# Exercise brief:
Give back every line exactly as it appears, pictures excluded.
==== Source records
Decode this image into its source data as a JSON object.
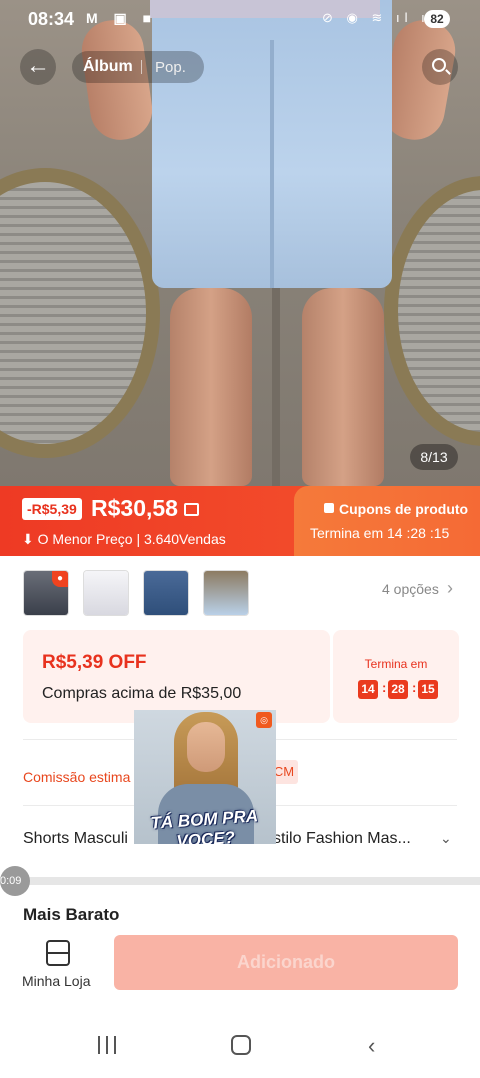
{
  "status_bar": {
    "time": "08:34",
    "left_icons": "M ▣ ■",
    "right_icons": "⊘ ◉ ≋ ıl ıl",
    "battery": "82"
  },
  "gallery": {
    "back_icon": "arrow-left-icon",
    "tabs": [
      "Álbum",
      "Pop."
    ],
    "search_icon": "search-icon",
    "counter": "8/13"
  },
  "price_banner": {
    "discount_badge": "-R$5,39",
    "price": "R$30,58",
    "lowest_price_label": "O Menor Preço",
    "sales": "3.640Vendas",
    "coupons_title": "Cupons de produto",
    "countdown": "Termina em 14 :28 :15",
    "colors": {
      "banner": "#ee3a24",
      "accent": "#e8321e"
    }
  },
  "variants": {
    "options_label": "4 opções",
    "thumb_colors": [
      "#3a3f4a",
      "#e9e9ee",
      "#2f4f7a",
      "#b9d0e8"
    ]
  },
  "offer": {
    "amount": "R$5,39 OFF",
    "condition": "Compras acima de R$35,00",
    "timer_label": "Termina em",
    "timer": {
      "h": "14",
      "m": "28",
      "s": "15"
    }
  },
  "commission": {
    "label": "Comissão estima",
    "badge": "CM"
  },
  "product": {
    "title_start": "Shorts Masculi",
    "title_end": "s Estilo Fashion Mas...",
    "video_caption": "TÁ BOM PRA VOCE?"
  },
  "video": {
    "time": "0:09"
  },
  "section": {
    "title": "Mais Barato"
  },
  "bottom_bar": {
    "store_label": "Minha Loja",
    "add_button": "Adicionado"
  }
}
========
# Response:
Decode this image into its source data as a JSON object.
{
  "status_bar": {
    "time": "08:34",
    "left_icons": "M ▣ ■",
    "right_icons": "⊘ ◉ ≋ ıl ıl",
    "battery": "82"
  },
  "gallery": {
    "back_icon": "arrow-left-icon",
    "tabs": [
      "Álbum",
      "Pop."
    ],
    "search_icon": "search-icon",
    "counter": "8/13"
  },
  "price_banner": {
    "discount_badge": "-R$5,39",
    "price": "R$30,58",
    "lowest_price_label": "O Menor Preço",
    "sales": "3.640Vendas",
    "coupons_title": "Cupons de produto",
    "countdown": "Termina em 14 :28 :15",
    "colors": {
      "banner": "#ee3a24",
      "accent": "#e8321e"
    }
  },
  "variants": {
    "options_label": "4 opções",
    "thumb_colors": [
      "#3a3f4a",
      "#e9e9ee",
      "#2f4f7a",
      "#b9d0e8"
    ]
  },
  "offer": {
    "amount": "R$5,39 OFF",
    "condition": "Compras acima de R$35,00",
    "timer_label": "Termina em",
    "timer": {
      "h": "14",
      "m": "28",
      "s": "15"
    }
  },
  "commission": {
    "label": "Comissão estima",
    "badge": "CM"
  },
  "product": {
    "title_start": "Shorts Masculi",
    "title_end": "s Estilo Fashion Mas...",
    "video_caption": "TÁ BOM PRA VOCE?"
  },
  "video": {
    "time": "0:09"
  },
  "section": {
    "title": "Mais Barato"
  },
  "bottom_bar": {
    "store_label": "Minha Loja",
    "add_button": "Adicionado"
  }
}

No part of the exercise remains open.